(Extracted data entries)
◇ ◇ ◇

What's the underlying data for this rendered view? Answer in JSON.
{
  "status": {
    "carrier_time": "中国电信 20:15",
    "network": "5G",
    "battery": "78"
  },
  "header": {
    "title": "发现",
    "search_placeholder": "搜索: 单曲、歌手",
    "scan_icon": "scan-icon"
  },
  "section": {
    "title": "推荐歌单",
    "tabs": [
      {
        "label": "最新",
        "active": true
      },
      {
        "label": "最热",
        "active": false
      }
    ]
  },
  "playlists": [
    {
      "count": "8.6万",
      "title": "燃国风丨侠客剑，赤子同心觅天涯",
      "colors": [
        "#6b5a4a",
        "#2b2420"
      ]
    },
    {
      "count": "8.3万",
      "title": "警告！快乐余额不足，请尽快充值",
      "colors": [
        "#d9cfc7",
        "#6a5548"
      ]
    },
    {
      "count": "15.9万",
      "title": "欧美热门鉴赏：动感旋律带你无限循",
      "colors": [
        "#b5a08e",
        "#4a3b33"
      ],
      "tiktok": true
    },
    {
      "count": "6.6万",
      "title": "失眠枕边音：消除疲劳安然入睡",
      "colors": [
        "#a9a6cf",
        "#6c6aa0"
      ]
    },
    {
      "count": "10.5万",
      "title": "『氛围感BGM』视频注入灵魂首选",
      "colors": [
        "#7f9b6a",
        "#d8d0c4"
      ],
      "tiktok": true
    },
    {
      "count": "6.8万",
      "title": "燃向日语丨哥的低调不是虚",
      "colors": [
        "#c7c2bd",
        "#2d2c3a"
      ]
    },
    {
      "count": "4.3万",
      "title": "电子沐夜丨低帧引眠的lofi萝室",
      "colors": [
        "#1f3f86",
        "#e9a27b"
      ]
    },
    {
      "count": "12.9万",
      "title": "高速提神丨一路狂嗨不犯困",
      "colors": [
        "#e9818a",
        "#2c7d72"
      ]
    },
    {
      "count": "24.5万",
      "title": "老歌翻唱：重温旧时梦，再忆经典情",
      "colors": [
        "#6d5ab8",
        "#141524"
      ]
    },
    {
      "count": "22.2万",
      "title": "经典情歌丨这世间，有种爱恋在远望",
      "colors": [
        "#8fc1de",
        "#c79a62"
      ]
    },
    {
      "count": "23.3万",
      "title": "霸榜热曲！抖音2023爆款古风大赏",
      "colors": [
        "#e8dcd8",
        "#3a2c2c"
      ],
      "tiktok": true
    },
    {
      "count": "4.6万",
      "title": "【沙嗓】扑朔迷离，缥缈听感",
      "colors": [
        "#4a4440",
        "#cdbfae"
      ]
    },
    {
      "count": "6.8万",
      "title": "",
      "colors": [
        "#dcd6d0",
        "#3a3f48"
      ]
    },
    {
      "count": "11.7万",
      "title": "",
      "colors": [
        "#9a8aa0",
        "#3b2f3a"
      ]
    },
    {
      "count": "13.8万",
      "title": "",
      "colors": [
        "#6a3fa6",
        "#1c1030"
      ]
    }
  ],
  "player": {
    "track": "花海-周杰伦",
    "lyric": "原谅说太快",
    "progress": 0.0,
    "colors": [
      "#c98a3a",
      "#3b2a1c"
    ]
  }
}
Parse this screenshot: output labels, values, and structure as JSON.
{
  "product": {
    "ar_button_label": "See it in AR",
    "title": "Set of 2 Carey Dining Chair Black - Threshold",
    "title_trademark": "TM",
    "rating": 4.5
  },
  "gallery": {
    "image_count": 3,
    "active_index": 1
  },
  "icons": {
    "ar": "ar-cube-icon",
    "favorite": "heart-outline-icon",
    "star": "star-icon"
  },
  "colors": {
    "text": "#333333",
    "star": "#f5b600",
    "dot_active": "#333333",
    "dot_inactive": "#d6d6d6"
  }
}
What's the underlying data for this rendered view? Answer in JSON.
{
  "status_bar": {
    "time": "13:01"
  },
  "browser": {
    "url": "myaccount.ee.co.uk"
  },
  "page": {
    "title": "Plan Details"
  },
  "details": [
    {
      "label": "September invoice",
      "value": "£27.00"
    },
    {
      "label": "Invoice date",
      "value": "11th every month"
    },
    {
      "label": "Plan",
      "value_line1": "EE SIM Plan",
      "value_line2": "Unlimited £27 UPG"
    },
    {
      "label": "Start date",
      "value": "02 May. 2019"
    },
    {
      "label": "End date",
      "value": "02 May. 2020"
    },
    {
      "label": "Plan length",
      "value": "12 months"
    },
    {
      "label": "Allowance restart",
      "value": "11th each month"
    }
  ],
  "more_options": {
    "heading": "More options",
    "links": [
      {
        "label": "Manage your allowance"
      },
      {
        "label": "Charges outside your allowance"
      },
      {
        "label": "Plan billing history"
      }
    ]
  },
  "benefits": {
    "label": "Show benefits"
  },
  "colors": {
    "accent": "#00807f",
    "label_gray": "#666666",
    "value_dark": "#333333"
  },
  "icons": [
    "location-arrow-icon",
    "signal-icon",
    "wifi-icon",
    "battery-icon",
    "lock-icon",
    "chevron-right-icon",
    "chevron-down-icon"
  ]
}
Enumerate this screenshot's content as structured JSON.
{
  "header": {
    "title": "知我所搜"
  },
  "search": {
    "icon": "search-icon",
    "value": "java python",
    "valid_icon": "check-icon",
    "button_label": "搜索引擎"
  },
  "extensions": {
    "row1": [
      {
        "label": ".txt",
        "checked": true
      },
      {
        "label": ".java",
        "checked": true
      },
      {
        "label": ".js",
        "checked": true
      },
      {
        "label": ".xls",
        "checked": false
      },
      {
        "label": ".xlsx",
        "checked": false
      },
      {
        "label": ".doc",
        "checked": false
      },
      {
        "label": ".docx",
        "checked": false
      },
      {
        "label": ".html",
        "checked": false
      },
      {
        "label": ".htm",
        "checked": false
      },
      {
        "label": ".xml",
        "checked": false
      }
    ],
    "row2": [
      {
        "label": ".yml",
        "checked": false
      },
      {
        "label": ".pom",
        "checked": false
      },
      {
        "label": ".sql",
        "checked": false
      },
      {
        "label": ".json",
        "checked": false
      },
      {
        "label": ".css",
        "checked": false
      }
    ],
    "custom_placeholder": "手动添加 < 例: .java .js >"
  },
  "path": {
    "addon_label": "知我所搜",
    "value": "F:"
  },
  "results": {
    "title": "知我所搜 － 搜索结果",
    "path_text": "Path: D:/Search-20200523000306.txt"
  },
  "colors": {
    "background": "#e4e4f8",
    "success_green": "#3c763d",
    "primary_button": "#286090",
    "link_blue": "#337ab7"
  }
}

◇ ◇ ◇

## GOAL
Please set down the whole listing above without altering a single line.

## COMPLETE OUTPUT
What's the underlying data for this rendered view? Answer in JSON.
{
  "status": {
    "carrier_time": "中国电信 20:15",
    "network": "5G",
    "battery": "78"
  },
  "header": {
    "title": "发现",
    "search_placeholder": "搜索: 单曲、歌手",
    "scan_icon": "scan-icon"
  },
  "section": {
    "title": "推荐歌单",
    "tabs": [
      {
        "label": "最新",
        "active": true
      },
      {
        "label": "最热",
        "active": false
      }
    ]
  },
  "playlists": [
    {
      "count": "8.6万",
      "title": "燃国风丨侠客剑，赤子同心觅天涯",
      "colors": [
        "#6b5a4a",
        "#2b2420"
      ]
    },
    {
      "count": "8.3万",
      "title": "警告！快乐余额不足，请尽快充值",
      "colors": [
        "#d9cfc7",
        "#6a5548"
      ]
    },
    {
      "count": "15.9万",
      "title": "欧美热门鉴赏：动感旋律带你无限循",
      "colors": [
        "#b5a08e",
        "#4a3b33"
      ],
      "tiktok": true
    },
    {
      "count": "6.6万",
      "title": "失眠枕边音：消除疲劳安然入睡",
      "colors": [
        "#a9a6cf",
        "#6c6aa0"
      ]
    },
    {
      "count": "10.5万",
      "title": "『氛围感BGM』视频注入灵魂首选",
      "colors": [
        "#7f9b6a",
        "#d8d0c4"
      ],
      "tiktok": true
    },
    {
      "count": "6.8万",
      "title": "燃向日语丨哥的低调不是虚",
      "colors": [
        "#c7c2bd",
        "#2d2c3a"
      ]
    },
    {
      "count": "4.3万",
      "title": "电子沐夜丨低帧引眠的lofi萝室",
      "colors": [
        "#1f3f86",
        "#e9a27b"
      ]
    },
    {
      "count": "12.9万",
      "title": "高速提神丨一路狂嗨不犯困",
      "colors": [
        "#e9818a",
        "#2c7d72"
      ]
    },
    {
      "count": "24.5万",
      "title": "老歌翻唱：重温旧时梦，再忆经典情",
      "colors": [
        "#6d5ab8",
        "#141524"
      ]
    },
    {
      "count": "22.2万",
      "title": "经典情歌丨这世间，有种爱恋在远望",
      "colors": [
        "#8fc1de",
        "#c79a62"
      ]
    },
    {
      "count": "23.3万",
      "title": "霸榜热曲！抖音2023爆款古风大赏",
      "colors": [
        "#e8dcd8",
        "#3a2c2c"
      ],
      "tiktok": true
    },
    {
      "count": "4.6万",
      "title": "【沙嗓】扑朔迷离，缥缈听感",
      "colors": [
        "#4a4440",
        "#cdbfae"
      ]
    },
    {
      "count": "6.8万",
      "title": "",
      "colors": [
        "#dcd6d0",
        "#3a3f48"
      ]
    },
    {
      "count": "11.7万",
      "title": "",
      "colors": [
        "#9a8aa0",
        "#3b2f3a"
      ]
    },
    {
      "count": "13.8万",
      "title": "",
      "colors": [
        "#6a3fa6",
        "#1c1030"
      ]
    }
  ],
  "player": {
    "track": "花海-周杰伦",
    "lyric": "原谅说太快",
    "progress": 0.0,
    "colors": [
      "#c98a3a",
      "#3b2a1c"
    ]
  }
}
Parse this screenshot: output labels, values, and structure as JSON.
{
  "product": {
    "ar_button_label": "See it in AR",
    "title": "Set of 2 Carey Dining Chair Black - Threshold",
    "title_trademark": "TM",
    "rating": 4.5
  },
  "gallery": {
    "image_count": 3,
    "active_index": 1
  },
  "icons": {
    "ar": "ar-cube-icon",
    "favorite": "heart-outline-icon",
    "star": "star-icon"
  },
  "colors": {
    "text": "#333333",
    "star": "#f5b600",
    "dot_active": "#333333",
    "dot_inactive": "#d6d6d6"
  }
}
What's the underlying data for this rendered view? Answer in JSON.
{
  "status_bar": {
    "time": "13:01"
  },
  "browser": {
    "url": "myaccount.ee.co.uk"
  },
  "page": {
    "title": "Plan Details"
  },
  "details": [
    {
      "label": "September invoice",
      "value": "£27.00"
    },
    {
      "label": "Invoice date",
      "value": "11th every month"
    },
    {
      "label": "Plan",
      "value_line1": "EE SIM Plan",
      "value_line2": "Unlimited £27 UPG"
    },
    {
      "label": "Start date",
      "value": "02 May. 2019"
    },
    {
      "label": "End date",
      "value": "02 May. 2020"
    },
    {
      "label": "Plan length",
      "value": "12 months"
    },
    {
      "label": "Allowance restart",
      "value": "11th each month"
    }
  ],
  "more_options": {
    "heading": "More options",
    "links": [
      {
        "label": "Manage your allowance"
      },
      {
        "label": "Charges outside your allowance"
      },
      {
        "label": "Plan billing history"
      }
    ]
  },
  "benefits": {
    "label": "Show benefits"
  },
  "colors": {
    "accent": "#00807f",
    "label_gray": "#666666",
    "value_dark": "#333333"
  },
  "icons": [
    "location-arrow-icon",
    "signal-icon",
    "wifi-icon",
    "battery-icon",
    "lock-icon",
    "chevron-right-icon",
    "chevron-down-icon"
  ]
}
Enumerate this screenshot's content as structured JSON.
{
  "header": {
    "title": "知我所搜"
  },
  "search": {
    "icon": "search-icon",
    "value": "java python",
    "valid_icon": "check-icon",
    "button_label": "搜索引擎"
  },
  "extensions": {
    "row1": [
      {
        "label": ".txt",
        "checked": true
      },
      {
        "label": ".java",
        "checked": true
      },
      {
        "label": ".js",
        "checked": true
      },
      {
        "label": ".xls",
        "checked": false
      },
      {
        "label": ".xlsx",
        "checked": false
      },
      {
        "label": ".doc",
        "checked": false
      },
      {
        "label": ".docx",
        "checked": false
      },
      {
        "label": ".html",
        "checked": false
      },
      {
        "label": ".htm",
        "checked": false
      },
      {
        "label": ".xml",
        "checked": false
      }
    ],
    "row2": [
      {
        "label": ".yml",
        "checked": false
      },
      {
        "label": ".pom",
        "checked": false
      },
      {
        "label": ".sql",
        "checked": false
      },
      {
        "label": ".json",
        "checked": false
      },
      {
        "label": ".css",
        "checked": false
      }
    ],
    "custom_placeholder": "手动添加 < 例: .java .js >"
  },
  "path": {
    "addon_label": "知我所搜",
    "value": "F:"
  },
  "results": {
    "title": "知我所搜 － 搜索结果",
    "path_text": "Path: D:/Search-20200523000306.txt"
  },
  "colors": {
    "background": "#e4e4f8",
    "success_green": "#3c763d",
    "primary_button": "#286090",
    "link_blue": "#337ab7"
  }
}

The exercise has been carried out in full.